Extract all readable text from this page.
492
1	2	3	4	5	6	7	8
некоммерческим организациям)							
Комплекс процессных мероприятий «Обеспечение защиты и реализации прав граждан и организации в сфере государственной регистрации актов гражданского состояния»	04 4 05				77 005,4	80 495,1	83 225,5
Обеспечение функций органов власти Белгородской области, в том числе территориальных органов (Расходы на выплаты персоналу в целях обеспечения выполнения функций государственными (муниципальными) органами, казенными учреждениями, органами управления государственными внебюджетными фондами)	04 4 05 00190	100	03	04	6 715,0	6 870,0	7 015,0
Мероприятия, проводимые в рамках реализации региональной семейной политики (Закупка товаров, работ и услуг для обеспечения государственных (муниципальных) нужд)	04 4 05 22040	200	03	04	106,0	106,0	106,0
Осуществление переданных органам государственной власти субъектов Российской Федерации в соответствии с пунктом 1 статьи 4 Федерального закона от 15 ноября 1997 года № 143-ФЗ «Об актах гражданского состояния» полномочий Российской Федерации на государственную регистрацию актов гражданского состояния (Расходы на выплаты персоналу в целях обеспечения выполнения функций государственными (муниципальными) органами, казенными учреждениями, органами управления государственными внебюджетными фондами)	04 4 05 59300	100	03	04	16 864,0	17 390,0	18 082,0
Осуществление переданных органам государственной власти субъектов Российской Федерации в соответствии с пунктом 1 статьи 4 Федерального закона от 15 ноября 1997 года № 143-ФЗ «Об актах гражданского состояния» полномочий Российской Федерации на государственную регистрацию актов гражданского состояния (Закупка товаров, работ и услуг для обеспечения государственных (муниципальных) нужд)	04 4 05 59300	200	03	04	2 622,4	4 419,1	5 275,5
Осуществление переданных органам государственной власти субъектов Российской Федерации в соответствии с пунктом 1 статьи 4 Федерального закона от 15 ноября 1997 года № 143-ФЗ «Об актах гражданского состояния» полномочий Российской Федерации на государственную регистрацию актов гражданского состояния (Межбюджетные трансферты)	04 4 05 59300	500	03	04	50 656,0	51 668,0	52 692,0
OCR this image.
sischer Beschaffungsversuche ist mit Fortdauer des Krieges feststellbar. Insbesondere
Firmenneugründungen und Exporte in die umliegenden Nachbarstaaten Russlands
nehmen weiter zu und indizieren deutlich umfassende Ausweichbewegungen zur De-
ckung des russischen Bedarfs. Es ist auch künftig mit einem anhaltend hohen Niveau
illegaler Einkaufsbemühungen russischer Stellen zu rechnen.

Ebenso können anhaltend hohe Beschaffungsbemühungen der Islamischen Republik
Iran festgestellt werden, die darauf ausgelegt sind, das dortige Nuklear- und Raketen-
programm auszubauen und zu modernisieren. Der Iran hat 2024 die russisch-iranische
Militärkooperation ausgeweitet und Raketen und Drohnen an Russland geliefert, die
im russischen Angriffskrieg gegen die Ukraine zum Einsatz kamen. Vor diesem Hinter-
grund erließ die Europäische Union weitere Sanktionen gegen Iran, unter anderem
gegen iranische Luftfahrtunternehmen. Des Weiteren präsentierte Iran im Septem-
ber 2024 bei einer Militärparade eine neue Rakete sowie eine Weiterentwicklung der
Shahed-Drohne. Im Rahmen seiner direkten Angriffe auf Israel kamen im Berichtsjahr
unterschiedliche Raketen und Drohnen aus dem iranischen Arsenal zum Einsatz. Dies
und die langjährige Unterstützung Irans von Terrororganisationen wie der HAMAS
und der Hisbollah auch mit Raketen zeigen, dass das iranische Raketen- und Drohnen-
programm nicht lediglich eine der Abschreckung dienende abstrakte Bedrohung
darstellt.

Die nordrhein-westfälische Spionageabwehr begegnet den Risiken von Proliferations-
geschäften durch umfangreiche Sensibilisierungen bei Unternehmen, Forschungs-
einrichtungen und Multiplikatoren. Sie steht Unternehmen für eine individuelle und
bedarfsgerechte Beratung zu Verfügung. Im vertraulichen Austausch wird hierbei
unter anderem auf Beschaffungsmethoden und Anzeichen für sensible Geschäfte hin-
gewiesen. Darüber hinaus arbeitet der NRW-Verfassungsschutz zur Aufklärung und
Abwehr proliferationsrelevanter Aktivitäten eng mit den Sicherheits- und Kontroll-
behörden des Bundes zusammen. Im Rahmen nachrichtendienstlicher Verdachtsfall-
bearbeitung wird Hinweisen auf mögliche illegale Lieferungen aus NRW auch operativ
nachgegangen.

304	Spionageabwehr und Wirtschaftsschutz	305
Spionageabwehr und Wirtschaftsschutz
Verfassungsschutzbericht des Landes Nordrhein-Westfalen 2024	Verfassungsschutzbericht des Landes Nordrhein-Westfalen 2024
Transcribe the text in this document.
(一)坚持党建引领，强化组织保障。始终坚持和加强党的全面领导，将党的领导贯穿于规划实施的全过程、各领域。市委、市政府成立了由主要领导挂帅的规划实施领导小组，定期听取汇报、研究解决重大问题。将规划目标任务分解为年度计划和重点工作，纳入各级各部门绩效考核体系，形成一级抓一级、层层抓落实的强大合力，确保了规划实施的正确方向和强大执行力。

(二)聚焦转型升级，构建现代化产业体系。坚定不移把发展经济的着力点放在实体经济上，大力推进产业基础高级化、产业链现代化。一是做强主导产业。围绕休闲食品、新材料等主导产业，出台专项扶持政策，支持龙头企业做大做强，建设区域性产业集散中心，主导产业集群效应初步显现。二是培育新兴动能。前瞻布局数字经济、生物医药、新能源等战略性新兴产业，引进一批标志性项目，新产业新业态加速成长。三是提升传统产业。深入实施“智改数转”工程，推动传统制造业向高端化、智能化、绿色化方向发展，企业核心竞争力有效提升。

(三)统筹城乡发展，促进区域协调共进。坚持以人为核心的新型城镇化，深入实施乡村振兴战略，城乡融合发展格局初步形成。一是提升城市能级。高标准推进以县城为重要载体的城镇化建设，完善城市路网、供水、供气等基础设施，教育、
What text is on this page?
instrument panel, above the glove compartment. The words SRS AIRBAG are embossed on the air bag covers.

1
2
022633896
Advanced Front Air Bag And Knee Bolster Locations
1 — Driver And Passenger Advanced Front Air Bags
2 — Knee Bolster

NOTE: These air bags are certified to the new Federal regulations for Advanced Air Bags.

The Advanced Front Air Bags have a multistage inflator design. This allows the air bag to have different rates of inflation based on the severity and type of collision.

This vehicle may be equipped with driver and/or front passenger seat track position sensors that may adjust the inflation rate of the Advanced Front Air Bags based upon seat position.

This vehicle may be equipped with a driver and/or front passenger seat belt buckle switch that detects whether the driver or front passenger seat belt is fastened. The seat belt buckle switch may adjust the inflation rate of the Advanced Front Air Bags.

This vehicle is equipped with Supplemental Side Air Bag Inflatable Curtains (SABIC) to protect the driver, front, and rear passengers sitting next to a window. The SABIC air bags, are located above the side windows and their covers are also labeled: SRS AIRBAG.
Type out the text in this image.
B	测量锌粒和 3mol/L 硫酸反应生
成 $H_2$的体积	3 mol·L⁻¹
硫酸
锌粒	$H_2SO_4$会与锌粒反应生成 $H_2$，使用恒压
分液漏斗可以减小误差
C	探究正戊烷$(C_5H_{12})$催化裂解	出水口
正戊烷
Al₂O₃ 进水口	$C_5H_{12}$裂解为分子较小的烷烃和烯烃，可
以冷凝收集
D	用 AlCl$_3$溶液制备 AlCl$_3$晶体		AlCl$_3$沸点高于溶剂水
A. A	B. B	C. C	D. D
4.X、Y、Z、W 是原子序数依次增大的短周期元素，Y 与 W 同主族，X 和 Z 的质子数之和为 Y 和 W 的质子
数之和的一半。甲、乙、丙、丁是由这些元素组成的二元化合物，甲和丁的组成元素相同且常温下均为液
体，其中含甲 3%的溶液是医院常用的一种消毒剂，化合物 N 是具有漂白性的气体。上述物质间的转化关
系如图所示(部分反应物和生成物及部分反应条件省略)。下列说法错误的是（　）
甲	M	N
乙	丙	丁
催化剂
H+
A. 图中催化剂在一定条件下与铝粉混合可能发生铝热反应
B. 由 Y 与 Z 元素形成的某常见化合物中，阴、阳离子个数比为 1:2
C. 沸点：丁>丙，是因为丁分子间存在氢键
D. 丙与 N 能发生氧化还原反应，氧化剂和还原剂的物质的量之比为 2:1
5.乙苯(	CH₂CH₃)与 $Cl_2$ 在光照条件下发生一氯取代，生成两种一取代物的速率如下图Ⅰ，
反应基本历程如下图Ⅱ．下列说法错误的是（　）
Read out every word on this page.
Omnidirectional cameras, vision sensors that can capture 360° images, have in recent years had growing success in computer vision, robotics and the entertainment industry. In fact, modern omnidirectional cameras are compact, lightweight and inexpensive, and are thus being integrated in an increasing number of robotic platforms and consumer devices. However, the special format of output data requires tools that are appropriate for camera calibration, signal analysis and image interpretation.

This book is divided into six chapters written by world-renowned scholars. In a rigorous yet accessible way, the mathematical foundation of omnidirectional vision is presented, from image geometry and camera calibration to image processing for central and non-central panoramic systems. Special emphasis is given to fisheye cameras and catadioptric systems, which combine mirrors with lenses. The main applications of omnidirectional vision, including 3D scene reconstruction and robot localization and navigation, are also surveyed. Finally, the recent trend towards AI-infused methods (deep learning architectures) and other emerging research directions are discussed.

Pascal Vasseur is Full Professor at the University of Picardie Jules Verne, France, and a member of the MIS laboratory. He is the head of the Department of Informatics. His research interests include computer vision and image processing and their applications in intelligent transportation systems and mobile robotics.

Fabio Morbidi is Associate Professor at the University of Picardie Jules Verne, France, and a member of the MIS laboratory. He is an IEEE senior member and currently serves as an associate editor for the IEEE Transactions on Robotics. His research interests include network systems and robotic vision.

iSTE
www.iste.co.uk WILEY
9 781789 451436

--

**Task directions**: From the records above, pull out each line that has "include".

**Worked answer**:
Pascal Vasseur is Full Professor at the University of Picardie Jules Verne, France, and a member of the MIS laboratory. He is the head of the Department of Informatics. His research interests include computer vision and image processing and their applications in intelligent transportation systems and mobile robotics.
Fabio Morbidi is Associate Professor at the University of Picardie Jules Verne, France, and a member of the MIS laboratory. He is an IEEE senior member and currently serves as an associate editor for the IEEE Transactions on Robotics. His research interests include network systems and robotic vision.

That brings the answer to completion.